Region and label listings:
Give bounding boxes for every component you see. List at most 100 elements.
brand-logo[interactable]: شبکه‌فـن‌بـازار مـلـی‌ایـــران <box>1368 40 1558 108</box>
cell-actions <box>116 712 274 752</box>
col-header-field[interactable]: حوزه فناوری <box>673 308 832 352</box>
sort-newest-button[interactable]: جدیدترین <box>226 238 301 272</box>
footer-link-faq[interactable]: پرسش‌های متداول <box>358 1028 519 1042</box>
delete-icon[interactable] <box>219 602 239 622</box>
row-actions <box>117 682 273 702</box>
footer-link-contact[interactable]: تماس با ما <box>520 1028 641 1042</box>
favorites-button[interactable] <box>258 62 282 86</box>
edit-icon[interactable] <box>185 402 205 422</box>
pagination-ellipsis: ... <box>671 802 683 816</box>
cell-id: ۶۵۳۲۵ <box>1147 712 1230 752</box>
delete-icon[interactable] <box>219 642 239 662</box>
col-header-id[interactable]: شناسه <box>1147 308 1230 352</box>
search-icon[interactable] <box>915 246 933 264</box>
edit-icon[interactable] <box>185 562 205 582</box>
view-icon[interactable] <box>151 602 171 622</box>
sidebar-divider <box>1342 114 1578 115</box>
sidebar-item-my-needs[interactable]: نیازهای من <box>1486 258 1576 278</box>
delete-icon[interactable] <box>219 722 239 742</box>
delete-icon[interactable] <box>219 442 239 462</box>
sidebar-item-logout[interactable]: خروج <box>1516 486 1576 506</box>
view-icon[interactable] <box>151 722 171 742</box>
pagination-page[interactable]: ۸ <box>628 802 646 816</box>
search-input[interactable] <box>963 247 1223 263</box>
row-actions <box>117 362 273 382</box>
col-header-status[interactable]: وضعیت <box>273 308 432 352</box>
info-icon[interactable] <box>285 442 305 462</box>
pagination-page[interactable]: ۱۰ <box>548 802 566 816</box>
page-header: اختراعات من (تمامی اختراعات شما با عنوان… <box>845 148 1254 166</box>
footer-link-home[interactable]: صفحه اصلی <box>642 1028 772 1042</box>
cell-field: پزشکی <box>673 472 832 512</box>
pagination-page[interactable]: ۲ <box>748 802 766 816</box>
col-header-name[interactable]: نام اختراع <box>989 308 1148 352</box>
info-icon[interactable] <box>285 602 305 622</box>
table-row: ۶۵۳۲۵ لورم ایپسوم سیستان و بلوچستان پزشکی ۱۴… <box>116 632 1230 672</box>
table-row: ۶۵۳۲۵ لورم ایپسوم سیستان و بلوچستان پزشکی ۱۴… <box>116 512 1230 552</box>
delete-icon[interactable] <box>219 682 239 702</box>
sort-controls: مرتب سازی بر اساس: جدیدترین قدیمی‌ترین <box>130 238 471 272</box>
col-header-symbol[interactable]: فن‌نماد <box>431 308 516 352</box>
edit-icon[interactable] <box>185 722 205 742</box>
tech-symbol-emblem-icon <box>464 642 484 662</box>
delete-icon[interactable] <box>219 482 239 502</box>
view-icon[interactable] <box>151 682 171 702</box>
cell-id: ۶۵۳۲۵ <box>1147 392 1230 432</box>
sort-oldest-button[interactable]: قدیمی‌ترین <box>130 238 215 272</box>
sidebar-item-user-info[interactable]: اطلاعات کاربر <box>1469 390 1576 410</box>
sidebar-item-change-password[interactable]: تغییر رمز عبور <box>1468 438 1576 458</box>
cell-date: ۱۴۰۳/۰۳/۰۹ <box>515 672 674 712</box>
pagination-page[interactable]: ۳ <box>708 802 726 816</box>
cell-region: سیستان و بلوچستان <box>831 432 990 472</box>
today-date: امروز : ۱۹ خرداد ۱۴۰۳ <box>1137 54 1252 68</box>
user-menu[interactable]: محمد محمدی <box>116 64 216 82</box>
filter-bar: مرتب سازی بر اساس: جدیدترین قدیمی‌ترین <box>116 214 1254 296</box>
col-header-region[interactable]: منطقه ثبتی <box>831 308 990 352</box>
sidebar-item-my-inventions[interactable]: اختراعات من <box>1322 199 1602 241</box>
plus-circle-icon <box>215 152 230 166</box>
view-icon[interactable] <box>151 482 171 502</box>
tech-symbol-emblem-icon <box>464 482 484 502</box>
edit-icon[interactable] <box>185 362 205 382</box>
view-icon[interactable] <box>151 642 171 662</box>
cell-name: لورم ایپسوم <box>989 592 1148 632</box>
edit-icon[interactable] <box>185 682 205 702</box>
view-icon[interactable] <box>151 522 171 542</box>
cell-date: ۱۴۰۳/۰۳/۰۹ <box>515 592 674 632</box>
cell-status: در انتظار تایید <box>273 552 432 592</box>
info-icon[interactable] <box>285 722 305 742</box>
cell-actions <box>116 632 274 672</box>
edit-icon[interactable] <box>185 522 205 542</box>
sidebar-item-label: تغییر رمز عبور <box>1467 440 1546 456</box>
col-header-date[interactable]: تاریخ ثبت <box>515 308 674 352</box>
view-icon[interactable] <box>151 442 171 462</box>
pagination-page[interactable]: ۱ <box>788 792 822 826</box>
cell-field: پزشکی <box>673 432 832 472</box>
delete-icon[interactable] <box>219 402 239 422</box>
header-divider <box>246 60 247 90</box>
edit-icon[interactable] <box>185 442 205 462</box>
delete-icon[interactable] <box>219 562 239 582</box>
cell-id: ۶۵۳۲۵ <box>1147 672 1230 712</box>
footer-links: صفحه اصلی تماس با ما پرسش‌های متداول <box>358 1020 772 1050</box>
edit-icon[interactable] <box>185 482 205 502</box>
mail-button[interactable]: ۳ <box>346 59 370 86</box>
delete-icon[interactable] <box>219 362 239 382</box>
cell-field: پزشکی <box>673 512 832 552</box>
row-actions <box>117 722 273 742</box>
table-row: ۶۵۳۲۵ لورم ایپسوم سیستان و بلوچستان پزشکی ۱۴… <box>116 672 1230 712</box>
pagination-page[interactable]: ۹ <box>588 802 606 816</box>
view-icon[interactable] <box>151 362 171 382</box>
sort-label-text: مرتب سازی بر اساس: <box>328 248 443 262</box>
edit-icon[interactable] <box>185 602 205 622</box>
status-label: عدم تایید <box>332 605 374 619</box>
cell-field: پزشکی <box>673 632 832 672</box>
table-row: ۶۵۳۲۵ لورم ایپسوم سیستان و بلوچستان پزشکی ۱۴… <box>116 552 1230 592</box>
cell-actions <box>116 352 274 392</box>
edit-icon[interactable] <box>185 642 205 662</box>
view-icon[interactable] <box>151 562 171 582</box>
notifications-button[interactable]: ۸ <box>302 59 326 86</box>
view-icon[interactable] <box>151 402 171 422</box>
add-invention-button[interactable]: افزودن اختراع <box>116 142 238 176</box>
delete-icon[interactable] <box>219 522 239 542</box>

> [WORK TO COMPLETE]
Rewrite the entries from the first line through the line containing "pagination-ellipsis: ... <box>671", replacing "favorites-button" with "bookmarks-button" and keeping everything else the same.

> [OUTPUT]
Give bounding boxes for every component you see. List at most 100 elements.
brand-logo[interactable]: شبکه‌فـن‌بـازار مـلـی‌ایـــران <box>1368 40 1558 108</box>
cell-actions <box>116 712 274 752</box>
col-header-field[interactable]: حوزه فناوری <box>673 308 832 352</box>
sort-newest-button[interactable]: جدیدترین <box>226 238 301 272</box>
footer-link-faq[interactable]: پرسش‌های متداول <box>358 1028 519 1042</box>
delete-icon[interactable] <box>219 602 239 622</box>
row-actions <box>117 682 273 702</box>
footer-link-contact[interactable]: تماس با ما <box>520 1028 641 1042</box>
bookmarks-button[interactable] <box>258 62 282 86</box>
edit-icon[interactable] <box>185 402 205 422</box>
pagination-ellipsis: ... <box>671 802 683 816</box>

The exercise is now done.